■ Task brief
Where does the string "Hadamard" appear in the records? Copy every line that contains it.

■ Recorded information
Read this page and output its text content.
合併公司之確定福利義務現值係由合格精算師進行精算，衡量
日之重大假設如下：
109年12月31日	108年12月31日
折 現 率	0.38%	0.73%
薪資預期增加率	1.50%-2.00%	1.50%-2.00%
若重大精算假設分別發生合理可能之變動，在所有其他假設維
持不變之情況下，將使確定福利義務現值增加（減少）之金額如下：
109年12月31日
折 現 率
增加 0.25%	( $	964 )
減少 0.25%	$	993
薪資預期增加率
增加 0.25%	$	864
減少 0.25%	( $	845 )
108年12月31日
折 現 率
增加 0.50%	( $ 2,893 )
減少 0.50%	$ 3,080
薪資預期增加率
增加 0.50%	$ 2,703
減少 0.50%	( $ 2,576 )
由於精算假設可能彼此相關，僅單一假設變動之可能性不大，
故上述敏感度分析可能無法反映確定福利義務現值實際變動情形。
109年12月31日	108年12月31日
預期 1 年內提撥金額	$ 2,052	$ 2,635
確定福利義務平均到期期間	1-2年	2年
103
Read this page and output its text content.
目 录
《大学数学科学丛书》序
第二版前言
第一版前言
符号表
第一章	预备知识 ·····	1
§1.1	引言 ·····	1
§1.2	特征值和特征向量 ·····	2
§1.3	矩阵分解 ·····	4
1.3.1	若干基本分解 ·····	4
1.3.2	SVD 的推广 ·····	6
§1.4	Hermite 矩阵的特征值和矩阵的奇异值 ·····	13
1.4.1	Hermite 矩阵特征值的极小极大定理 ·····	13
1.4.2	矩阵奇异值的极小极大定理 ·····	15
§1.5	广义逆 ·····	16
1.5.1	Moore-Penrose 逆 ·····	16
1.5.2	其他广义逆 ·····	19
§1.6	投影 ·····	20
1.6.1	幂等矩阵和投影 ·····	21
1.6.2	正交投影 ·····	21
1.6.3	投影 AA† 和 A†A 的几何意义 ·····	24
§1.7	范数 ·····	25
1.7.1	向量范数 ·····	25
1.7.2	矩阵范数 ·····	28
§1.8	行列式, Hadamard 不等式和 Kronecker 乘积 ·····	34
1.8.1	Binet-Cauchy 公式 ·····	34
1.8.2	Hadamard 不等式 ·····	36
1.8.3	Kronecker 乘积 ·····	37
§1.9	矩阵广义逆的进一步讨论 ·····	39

■ Finished answer
§1.8	行列式, Hadamard 不等式和 Kronecker 乘积 ·····	34
1.8.2	Hadamard 不等式 ·····	36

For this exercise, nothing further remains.